TASK GOAL: What follows is a set of entries. Give them again exactly, without the pictures.

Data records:
━━━
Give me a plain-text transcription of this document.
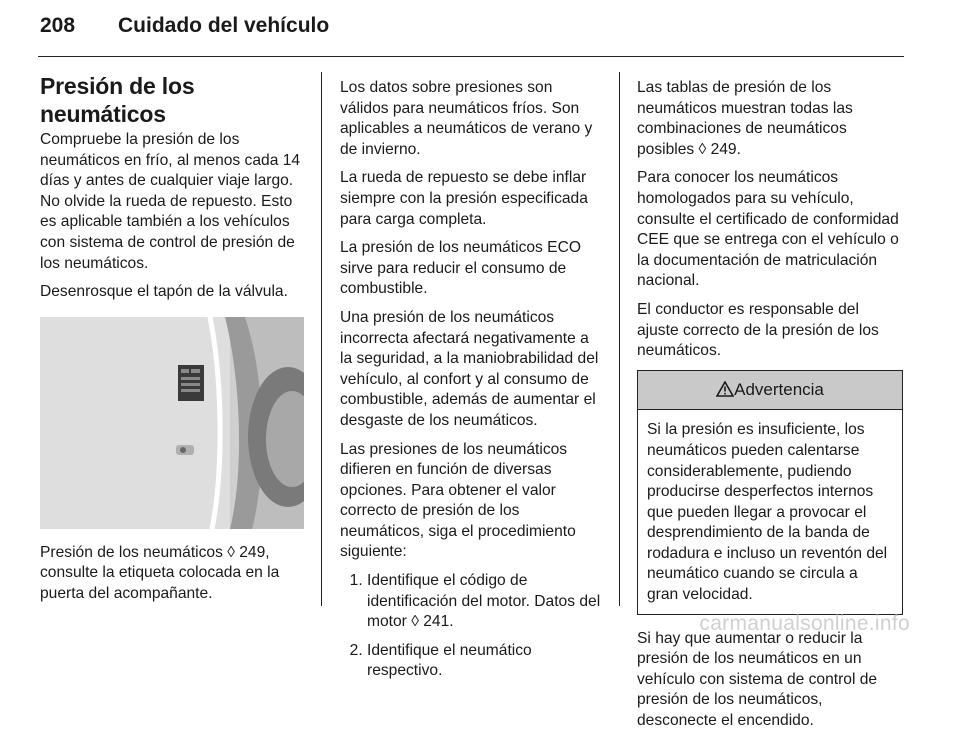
208 Cuidado del vehículo
Presión de los neumáticos

Compruebe la presión de los neumáticos en frío, al menos cada 14 días y antes de cualquier viaje largo. No olvide la rueda de repuesto. Esto es aplicable también a los vehículos con sistema de control de presión de los neumáticos.

Desenrosque el tapón de la válvula.

Presión de los neumáticos ◊ 249, consulte la etiqueta colocada en la puerta del acompañante.

Los datos sobre presiones son válidos para neumáticos fríos. Son aplicables a neumáticos de verano y de invierno.

La rueda de repuesto se debe inflar siempre con la presión especificada para carga completa.

La presión de los neumáticos ECO sirve para reducir el consumo de combustible.

Una presión de los neumáticos incorrecta afectará negativamente a la seguridad, a la maniobrabilidad del vehículo, al confort y al consumo de combustible, además de aumentar el desgaste de los neumáticos.

Las presiones de los neumáticos difieren en función de diversas opciones. Para obtener el valor correcto de presión de los neumáticos, siga el procedimiento siguiente:

1. Identifique el código de identificación del motor. Datos del motor ◊ 241.
2. Identifique el neumático respectivo.

Las tablas de presión de los neumáticos muestran todas las combinaciones de neumáticos posibles ◊ 249.

Para conocer los neumáticos homologados para su vehículo, consulte el certificado de conformidad CEE que se entrega con el vehículo o la documentación de matriculación nacional.

El conductor es responsable del ajuste correcto de la presión de los neumáticos.

Advertencia
Si la presión es insuficiente, los neumáticos pueden calentarse considerablemente, pudiendo producirse desperfectos internos que pueden llegar a provocar el desprendimiento de la banda de rodadura e incluso un reventón del neumático cuando se circula a gran velocidad.

Si hay que aumentar o reducir la presión de los neumáticos en un vehículo con sistema de control de presión de los neumáticos, desconecte el encendido.

carmanualsonline.info
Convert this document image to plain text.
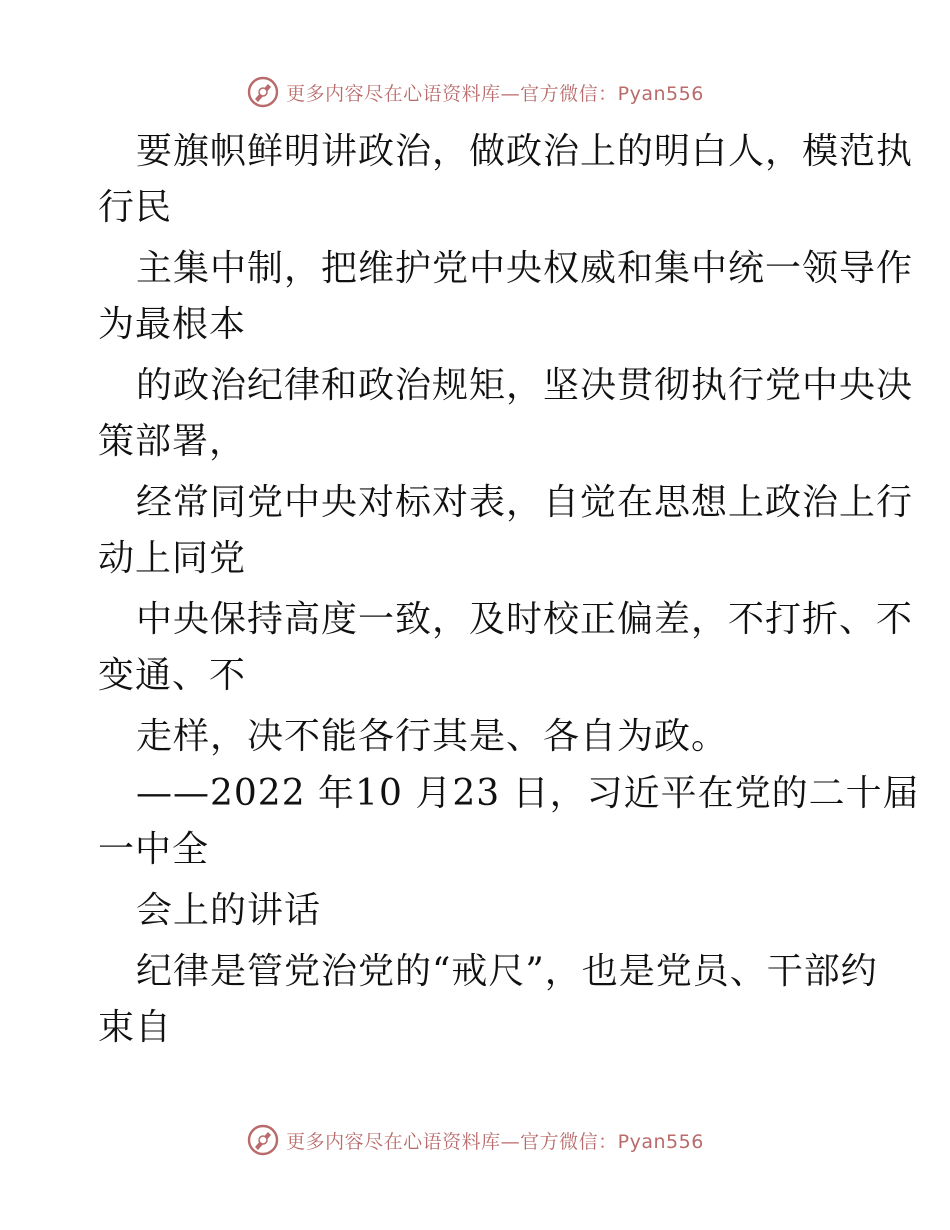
更多内容尽在心语资料库—官方微信：Pyan556
要旗帜鲜明讲政治，做政治上的明白人，模范执
行民
主集中制，把维护党中央权威和集中统一领导作
为最根本
的政治纪律和政治规矩，坚决贯彻执行党中央决
策部署，
经常同党中央对标对表，自觉在思想上政治上行
动上同党
中央保持高度一致，及时校正偏差，不打折、不
变通、不
走样，决不能各行其是、各自为政。
——2022 年10 月23 日，习近平在党的二十届
一中全
会上的讲话
纪律是管党治党的“戒尺”，也是党员、干部约
束自
更多内容尽在心语资料库—官方微信：Pyan556
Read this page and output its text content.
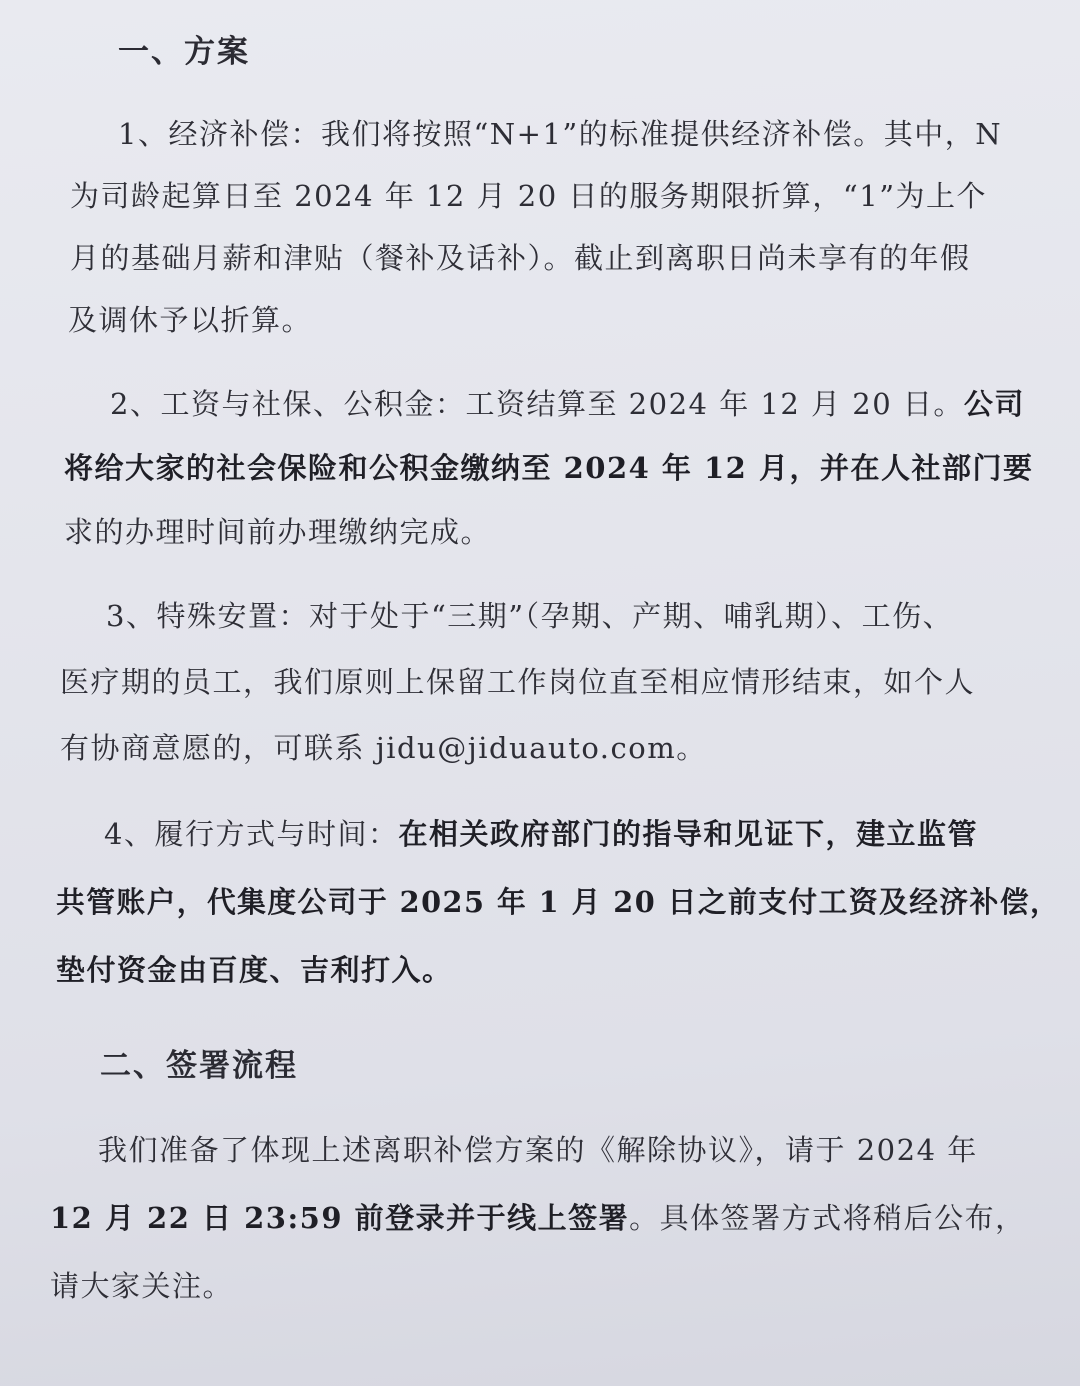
一、方案
1、经济补偿：我们将按照“N+1”的标准提供经济补偿。其中，N
为司龄起算日至 2024 年 12 月 20 日的服务期限折算，“1”为上个
月的基础月薪和津贴（餐补及话补）。截止到离职日尚未享有的年假
及调休予以折算。
2、工资与社保、公积金：工资结算至 2024 年 12 月 20 日。公司
将给大家的社会保险和公积金缴纳至 2024 年 12 月，并在人社部门要
求的办理时间前办理缴纳完成。
3、特殊安置：对于处于“三期”（孕期、产期、哺乳期）、工伤、
医疗期的员工，我们原则上保留工作岗位直至相应情形结束，如个人
有协商意愿的，可联系 jidu@jiduauto.com。
4、履行方式与时间：在相关政府部门的指导和见证下，建立监管
共管账户，代集度公司于 2025 年 1 月 20 日之前支付工资及经济补偿，
垫付资金由百度、吉利打入。
二、签署流程
我们准备了体现上述离职补偿方案的《解除协议》，请于 2024 年
12 月 22 日 23:59 前登录并于线上签署。具体签署方式将稍后公布，
请大家关注。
━━━
THE RESPONSE:
Give me a plain-text transcription of this document.
208 Cuidado del vehículo
Presión de los neumáticos

Compruebe la presión de los neumáticos en frío, al menos cada 14 días y antes de cualquier viaje largo. No olvide la rueda de repuesto. Esto es aplicable también a los vehículos con sistema de control de presión de los neumáticos.

Desenrosque el tapón de la válvula.

Presión de los neumáticos ◊ 249, consulte la etiqueta colocada en la puerta del acompañante.

Los datos sobre presiones son válidos para neumáticos fríos. Son aplicables a neumáticos de verano y de invierno.

La rueda de repuesto se debe inflar siempre con la presión especificada para carga completa.

La presión de los neumáticos ECO sirve para reducir el consumo de combustible.

Una presión de los neumáticos incorrecta afectará negativamente a la seguridad, a la maniobrabilidad del vehículo, al confort y al consumo de combustible, además de aumentar el desgaste de los neumáticos.

Las presiones de los neumáticos difieren en función de diversas opciones. Para obtener el valor correcto de presión de los neumáticos, siga el procedimiento siguiente:

1. Identifique el código de identificación del motor. Datos del motor ◊ 241.
2. Identifique el neumático respectivo.

Las tablas de presión de los neumáticos muestran todas las combinaciones de neumáticos posibles ◊ 249.

Para conocer los neumáticos homologados para su vehículo, consulte el certificado de conformidad CEE que se entrega con el vehículo o la documentación de matriculación nacional.

El conductor es responsable del ajuste correcto de la presión de los neumáticos.

Advertencia
Si la presión es insuficiente, los neumáticos pueden calentarse considerablemente, pudiendo producirse desperfectos internos que pueden llegar a provocar el desprendimiento de la banda de rodadura e incluso un reventón del neumático cuando se circula a gran velocidad.

Si hay que aumentar o reducir la presión de los neumáticos en un vehículo con sistema de control de presión de los neumáticos, desconecte el encendido.

carmanualsonline.info
Convert this document image to plain text.
更多内容尽在心语资料库—官方微信：Pyan556
要旗帜鲜明讲政治，做政治上的明白人，模范执
行民
主集中制，把维护党中央权威和集中统一领导作
为最根本
的政治纪律和政治规矩，坚决贯彻执行党中央决
策部署，
经常同党中央对标对表，自觉在思想上政治上行
动上同党
中央保持高度一致，及时校正偏差，不打折、不
变通、不
走样，决不能各行其是、各自为政。
——2022 年10 月23 日，习近平在党的二十届
一中全
会上的讲话
纪律是管党治党的“戒尺”，也是党员、干部约
束自
更多内容尽在心语资料库—官方微信：Pyan556
Read this page and output its text content.
一、方案
1、经济补偿：我们将按照“N+1”的标准提供经济补偿。其中，N
为司龄起算日至 2024 年 12 月 20 日的服务期限折算，“1”为上个
月的基础月薪和津贴（餐补及话补）。截止到离职日尚未享有的年假
及调休予以折算。
2、工资与社保、公积金：工资结算至 2024 年 12 月 20 日。公司
将给大家的社会保险和公积金缴纳至 2024 年 12 月，并在人社部门要
求的办理时间前办理缴纳完成。
3、特殊安置：对于处于“三期”（孕期、产期、哺乳期）、工伤、
医疗期的员工，我们原则上保留工作岗位直至相应情形结束，如个人
有协商意愿的，可联系 jidu@jiduauto.com。
4、履行方式与时间：在相关政府部门的指导和见证下，建立监管
共管账户，代集度公司于 2025 年 1 月 20 日之前支付工资及经济补偿，
垫付资金由百度、吉利打入。
二、签署流程
我们准备了体现上述离职补偿方案的《解除协议》，请于 2024 年
12 月 22 日 23:59 前登录并于线上签署。具体签署方式将稍后公布，
请大家关注。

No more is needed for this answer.